▶ **SHORT EXERCISE**: Locate every line in the records below that holds the word "Phía" and return each one.

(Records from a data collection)
════

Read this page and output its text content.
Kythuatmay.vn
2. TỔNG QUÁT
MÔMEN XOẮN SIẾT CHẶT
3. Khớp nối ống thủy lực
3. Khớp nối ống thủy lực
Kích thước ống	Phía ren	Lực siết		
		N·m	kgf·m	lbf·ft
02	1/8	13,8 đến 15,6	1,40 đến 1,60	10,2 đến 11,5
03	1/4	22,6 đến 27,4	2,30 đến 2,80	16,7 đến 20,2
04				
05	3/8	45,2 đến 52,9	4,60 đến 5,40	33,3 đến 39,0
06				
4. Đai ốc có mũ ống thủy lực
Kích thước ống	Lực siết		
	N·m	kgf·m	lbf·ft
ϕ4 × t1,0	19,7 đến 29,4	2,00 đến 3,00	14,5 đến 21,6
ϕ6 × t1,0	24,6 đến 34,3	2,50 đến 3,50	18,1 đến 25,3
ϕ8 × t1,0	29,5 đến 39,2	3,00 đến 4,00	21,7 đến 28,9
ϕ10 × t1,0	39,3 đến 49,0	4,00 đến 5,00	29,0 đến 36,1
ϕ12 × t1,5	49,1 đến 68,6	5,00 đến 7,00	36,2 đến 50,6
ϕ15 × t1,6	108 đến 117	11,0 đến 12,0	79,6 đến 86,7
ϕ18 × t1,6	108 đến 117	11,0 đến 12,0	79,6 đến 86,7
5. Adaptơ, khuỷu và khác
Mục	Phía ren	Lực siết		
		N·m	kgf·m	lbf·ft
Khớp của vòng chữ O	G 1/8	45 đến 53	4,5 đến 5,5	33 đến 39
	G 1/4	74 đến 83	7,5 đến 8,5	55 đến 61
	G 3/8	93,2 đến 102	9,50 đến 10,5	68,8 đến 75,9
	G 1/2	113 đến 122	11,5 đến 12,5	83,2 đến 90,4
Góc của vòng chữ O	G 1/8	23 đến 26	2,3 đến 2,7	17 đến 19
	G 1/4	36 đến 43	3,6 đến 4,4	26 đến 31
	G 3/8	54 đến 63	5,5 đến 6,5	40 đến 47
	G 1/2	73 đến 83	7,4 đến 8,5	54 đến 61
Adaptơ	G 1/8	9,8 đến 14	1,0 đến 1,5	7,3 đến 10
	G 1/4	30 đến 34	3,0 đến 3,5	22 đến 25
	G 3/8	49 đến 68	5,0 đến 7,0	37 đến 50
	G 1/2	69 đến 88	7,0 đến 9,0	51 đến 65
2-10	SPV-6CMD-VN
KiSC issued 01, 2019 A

════

▶ **ANSWER TO THIS PROBLEM**:
Kích thước ống	Phía ren	Lực siết		
Mục	Phía ren	Lực siết		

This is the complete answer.